→ **Directions**: Turn the records, from their first line up to and including the line with "What elements are", into a Markdown table with two columns, No. and Text, giving each line a row number. Skip blank lines, and leave the pictures out.
______________________________
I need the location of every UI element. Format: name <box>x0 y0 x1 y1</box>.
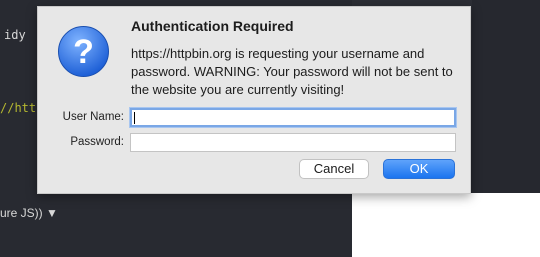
password-label: Password: <box>70 136 124 148</box>
dialog-message: https://httpbin.org is requesting your u… <box>131 46 453 97</box>
white-panel <box>352 193 540 257</box>
dialog-title: Authentication Required <box>131 18 294 34</box>
editor-text-line: ure JS)) ▼ <box>0 206 58 220</box>
editor-text-line: idy <box>4 28 26 42</box>
password-input[interactable] <box>130 133 456 152</box>
editor-right-panel <box>472 0 540 193</box>
authentication-dialog: ? Authentication Required https://httpbi… <box>37 6 471 194</box>
username-label: User Name: <box>62 111 124 123</box>
question-icon: ? <box>58 26 109 77</box>
svg-text:?: ? <box>73 33 94 71</box>
ok-button[interactable]: OK <box>383 159 455 179</box>
username-input[interactable] <box>130 108 456 127</box>
text-caret <box>134 112 135 124</box>
cancel-button[interactable]: Cancel <box>299 159 369 179</box>
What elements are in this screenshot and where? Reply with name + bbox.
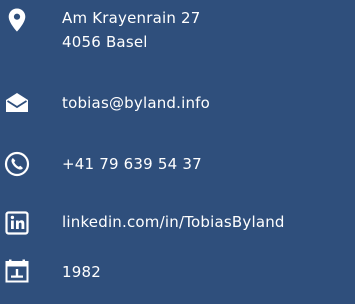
contact-panel: Am Krayenrain 27 4056 Basel tobias@bylan… — [0, 0, 355, 304]
address-text: Am Krayenrain 27 4056 Basel — [62, 6, 201, 54]
birth-year-text: 1982 — [62, 263, 101, 281]
email-link[interactable]: tobias@byland.info — [62, 94, 210, 112]
calendar-icon — [4, 258, 30, 284]
email-text[interactable]: tobias@byland.info — [62, 91, 210, 115]
address-row: Am Krayenrain 27 4056 Basel — [0, 4, 355, 60]
phone-row: +41 79 639 54 37 — [0, 150, 355, 180]
linkedin-text[interactable]: linkedin.com/in/TobiasByland — [62, 210, 285, 234]
address-street: Am Krayenrain 27 — [62, 9, 201, 27]
birth-year-row: 1982 — [0, 252, 355, 292]
linkedin-row: linkedin.com/in/TobiasByland — [0, 208, 355, 238]
linkedin-link[interactable]: linkedin.com/in/TobiasByland — [62, 213, 285, 231]
phone-text[interactable]: +41 79 639 54 37 — [62, 152, 202, 176]
linkedin-icon — [4, 210, 30, 236]
address-city: 4056 Basel — [62, 33, 148, 51]
phone-link[interactable]: +41 79 639 54 37 — [62, 155, 202, 173]
email-row: tobias@byland.info — [0, 89, 355, 119]
phone-icon — [4, 151, 30, 177]
location-pin-icon — [4, 7, 30, 33]
envelope-icon — [4, 90, 30, 116]
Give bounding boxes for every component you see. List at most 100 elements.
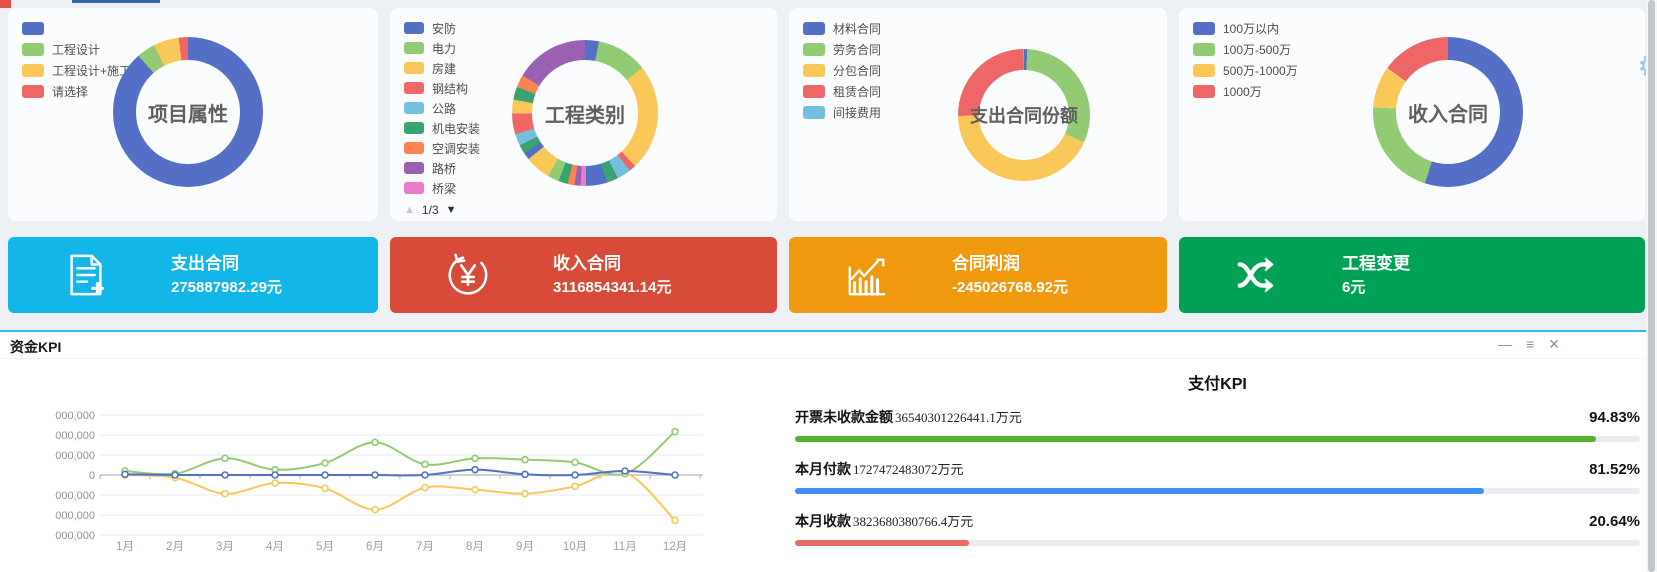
legend-item[interactable]: 100万以内 [1193,18,1298,39]
page-scrollbar[interactable] [1646,0,1657,572]
legend-item[interactable]: 租赁合同 [803,81,881,102]
pay-row-value: 36540301226441.1万元 [895,407,1022,426]
series-blue-marker [472,467,478,473]
pay-kpi-row: 本月付款 1727472483072万元 81.52% [795,459,1640,494]
pay-row-value: 3823680380766.4万元 [853,511,973,530]
legend-swatch [803,22,825,35]
x-axis-label: 4月 [266,541,284,553]
income-contract-donut: 收入合同 [1373,37,1523,187]
pay-kpi-row: 本月收款 3823680380766.4万元 20.64% [795,511,1640,546]
legend-item[interactable] [22,18,131,39]
kpi-value: 3116854341.14元 [553,278,671,298]
project-category-donut: 工程类别 [512,40,658,186]
pager-down-icon[interactable]: ▼ [446,204,457,216]
y-axis-label: 60,000,000 [55,430,95,442]
profit-chart-growth-icon [844,252,890,298]
pager-up-icon[interactable]: ▲ [404,204,415,216]
series-blue-marker [422,472,428,478]
kpi-value: -245026768.92元 [952,278,1068,298]
panel-controls: — ≡ ✕ [1498,336,1560,352]
legend-item[interactable]: 路桥 [404,158,480,178]
expense-contract-kpi-card[interactable]: 支出合同 275887982.29元 [8,237,378,313]
pay-row-percent: 81.52% [1589,461,1640,478]
pay-row-value: 1727472483072万元 [853,459,964,478]
income-contract-kpi-card[interactable]: 收入合同 3116854341.14元 [390,237,777,313]
legend-swatch [404,22,424,34]
expense-contract-share-legend: 材料合同劳务合同分包合同租赁合同间接费用 [803,18,881,123]
series-yellow-marker [572,483,578,489]
expense-contract-share-card: 材料合同劳务合同分包合同租赁合同间接费用 支出合同份额 [789,8,1167,221]
series-blue-marker [572,472,578,478]
legend-item[interactable]: 劳务合同 [803,39,881,60]
x-axis-label: 9月 [516,541,534,553]
expense-document-icon [63,252,109,298]
legend-item[interactable]: 分包合同 [803,60,881,81]
legend-item[interactable]: 空调安装 [404,138,480,158]
legend-label: 间接费用 [833,104,881,121]
legend-swatch [404,102,424,114]
legend-item[interactable]: 1000万 [1193,81,1298,102]
legend-label: 空调安装 [432,140,480,157]
series-blue-marker [622,468,628,474]
series-green-marker [222,455,228,461]
legend-swatch [1193,85,1215,98]
donut-cards-row: 工程设计工程设计+施工请选择 项目属性 安防电力房建钢结构公路机电安装空调安装路… [8,8,1645,221]
legend-item[interactable]: 安防 [404,18,480,38]
pay-kpi-title: 支付KPI [795,370,1640,390]
x-axis-label: 1月 [116,541,134,553]
project-attribute-card: 工程设计工程设计+施工请选择 项目属性 [8,8,378,221]
x-axis-label: 11月 [613,541,636,553]
series-green-marker [422,461,428,467]
x-axis-label: 5月 [316,541,334,553]
legend-item[interactable]: 500万-1000万 [1193,60,1298,81]
series-blue-marker [222,472,228,478]
y-axis-label: 90,000,000 [55,410,95,422]
income-contract-legend: 100万以内100万-500万500万-1000万 1000万 [1193,18,1298,102]
legend-item[interactable]: 公路 [404,98,480,118]
series-yellow-marker [472,487,478,493]
series-green-marker [672,429,678,435]
y-axis-label: -60,000,000 [55,510,95,522]
legend-item[interactable]: 材料合同 [803,18,881,39]
legend-item[interactable]: 桥梁 [404,178,480,198]
legend-swatch [1193,43,1215,56]
close-icon[interactable]: ✕ [1548,336,1560,352]
series-blue-marker [272,472,278,478]
fund-kpi-title: 资金KPI [10,337,61,357]
legend-swatch [404,42,424,54]
series-green-marker [572,459,578,465]
kpi-title: 收入合同 [553,253,671,275]
progress-track [795,436,1640,442]
legend-label: 房建 [432,60,456,77]
series-green-marker [522,457,528,463]
scrollbar-thumb[interactable] [1648,0,1655,572]
legend-swatch [22,22,44,35]
legend-item[interactable]: 机电安装 [404,118,480,138]
legend-item[interactable]: 钢结构 [404,78,480,98]
project-change-kpi-card[interactable]: 工程变更 6元 [1179,237,1645,313]
pay-kpi-row: 开票未收款金额 36540301226441.1万元 94.83% [795,407,1640,442]
legend-item[interactable]: 间接费用 [803,102,881,123]
series-blue-marker [672,472,678,478]
legend-label: 1000万 [1223,83,1262,100]
legend-swatch [803,85,825,98]
legend-item[interactable]: 100万-500万 [1193,39,1298,60]
legend-swatch [404,62,424,74]
legend-item[interactable]: 电力 [404,38,480,58]
legend-swatch [404,122,424,134]
pay-row-label: 本月付款 [795,459,851,479]
donut-center-title: 工程类别 [512,40,658,186]
legend-swatch [22,85,44,98]
menu-icon[interactable]: ≡ [1526,336,1534,352]
x-axis-label: 6月 [366,541,384,553]
kpi-title: 支出合同 [171,253,282,275]
legend-label: 机电安装 [432,120,480,137]
y-axis-label: 30,000,000 [55,450,95,462]
fund-kpi-line-chart: 90,000,00060,000,00030,000,0000-30,000,0… [55,390,715,565]
pay-row-percent: 20.64% [1589,513,1640,530]
progress-fill [795,540,969,546]
minimize-icon[interactable]: — [1498,336,1512,352]
legend-item[interactable]: 房建 [404,58,480,78]
legend-swatch [404,162,424,174]
contract-profit-kpi-card[interactable]: 合同利润 -245026768.92元 [789,237,1167,313]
______________________________
→ **Exercise result**:
| No. | Text |
|---|---|
| 1 | I need the location of every UI element. Format: name <box>x0 y0 x1 y1</box>. |
| 2 | password-label: Password: <box>70 136 124 148</box> |
| 3 | dialog-message: https://httpbin.org is requesting your u… <box>131 46 453 97</box> |
| 4 | white-panel <box>352 193 540 257</box> |
| 5 | dialog-title: Authentication Required <box>131 18 294 34</box> |
| 6 | editor-text-line: ure JS)) ▼ <box>0 206 58 220</box> |
| 7 | editor-text-line: idy <box>4 28 26 42</box> |
| 8 | password-input[interactable] <box>130 133 456 152</box> |
| 9 | editor-right-panel <box>472 0 540 193</box> |
| 10 | authentication-dialog: ? Authentication Required https://httpbi… <box>37 6 471 194</box> |
| 11 | username-label: User Name: <box>62 111 124 123</box> |
| 12 | question-icon: ? <box>58 26 109 77</box> |
| 13 | svg-text:?: ? <box>73 33 94 71</box> |
| 14 | ok-button[interactable]: OK <box>383 159 455 179</box> |
| 15 | username-input[interactable] <box>130 108 456 127</box> |
| 16 | text-caret <box>134 112 135 124</box> |
| 17 | cancel-button[interactable]: Cancel <box>299 159 369 179</box> |
| 18 | What elements are in this screenshot and where? Reply with name + bbox. |